• **WHAT YOU NEED TO DO**: Pull every line containing the word "mudah" from the records.

• **MATERIAL PROVIDED**:
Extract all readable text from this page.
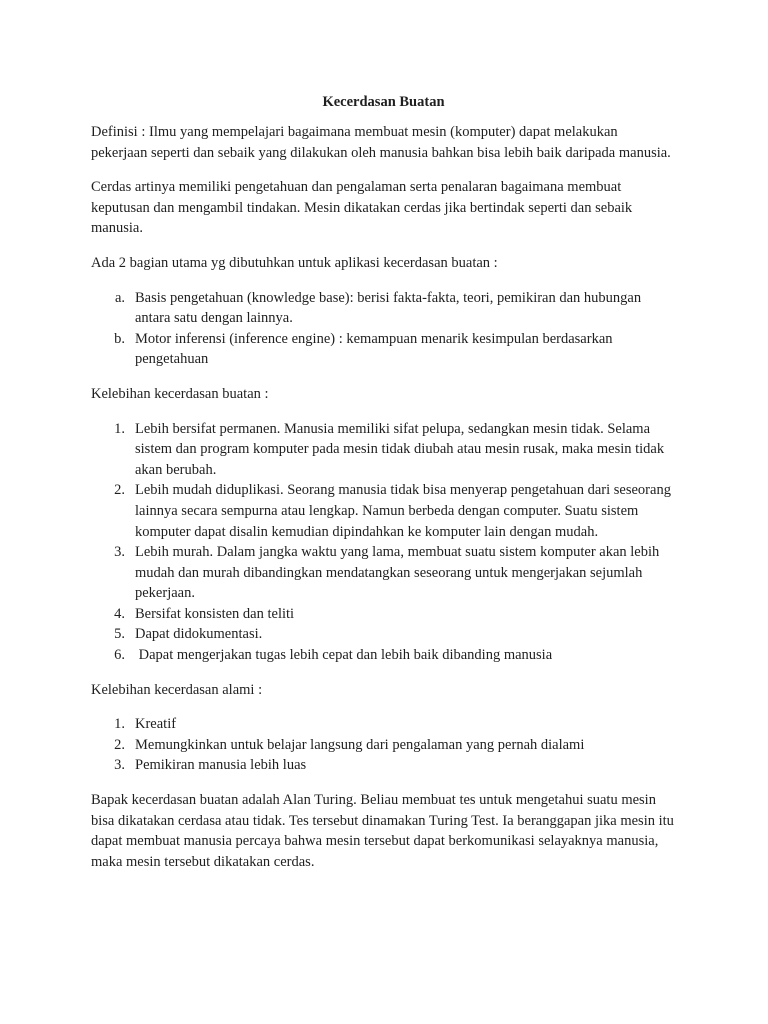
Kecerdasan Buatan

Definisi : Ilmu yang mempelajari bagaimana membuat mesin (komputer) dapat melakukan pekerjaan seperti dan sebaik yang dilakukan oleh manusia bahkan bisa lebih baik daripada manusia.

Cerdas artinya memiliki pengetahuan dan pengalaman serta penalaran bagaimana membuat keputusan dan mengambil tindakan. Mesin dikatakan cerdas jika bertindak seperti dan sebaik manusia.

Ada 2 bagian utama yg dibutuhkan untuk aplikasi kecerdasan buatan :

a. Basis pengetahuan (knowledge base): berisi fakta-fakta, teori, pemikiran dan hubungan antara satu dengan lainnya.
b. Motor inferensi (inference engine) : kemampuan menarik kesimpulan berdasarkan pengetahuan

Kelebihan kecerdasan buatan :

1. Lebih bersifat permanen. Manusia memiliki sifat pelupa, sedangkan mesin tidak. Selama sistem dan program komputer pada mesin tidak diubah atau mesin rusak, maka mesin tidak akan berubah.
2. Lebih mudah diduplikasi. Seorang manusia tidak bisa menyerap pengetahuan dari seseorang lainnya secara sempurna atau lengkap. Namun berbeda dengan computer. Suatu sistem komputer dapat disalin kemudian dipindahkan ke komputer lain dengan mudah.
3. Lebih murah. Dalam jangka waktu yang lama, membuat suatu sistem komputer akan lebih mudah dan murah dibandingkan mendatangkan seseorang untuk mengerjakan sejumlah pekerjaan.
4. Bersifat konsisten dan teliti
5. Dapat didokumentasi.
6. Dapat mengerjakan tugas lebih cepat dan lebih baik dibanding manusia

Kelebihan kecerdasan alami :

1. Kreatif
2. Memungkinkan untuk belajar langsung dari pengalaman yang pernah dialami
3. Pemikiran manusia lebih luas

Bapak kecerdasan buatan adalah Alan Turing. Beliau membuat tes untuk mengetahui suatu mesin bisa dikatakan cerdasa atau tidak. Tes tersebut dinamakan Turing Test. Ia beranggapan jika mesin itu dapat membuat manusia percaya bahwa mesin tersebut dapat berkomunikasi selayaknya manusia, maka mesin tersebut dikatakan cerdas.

• **OUTPUT OF THE EXERCISE**:
2. Lebih mudah diduplikasi. Seorang manusia tidak bisa menyerap pengetahuan dari seseorang lainnya secara sempurna atau lengkap. Namun berbeda dengan computer. Suatu sistem komputer dapat disalin kemudian dipindahkan ke komputer lain dengan mudah.
3. Lebih murah. Dalam jangka waktu yang lama, membuat suatu sistem komputer akan lebih mudah dan murah dibandingkan mendatangkan seseorang untuk mengerjakan sejumlah pekerjaan.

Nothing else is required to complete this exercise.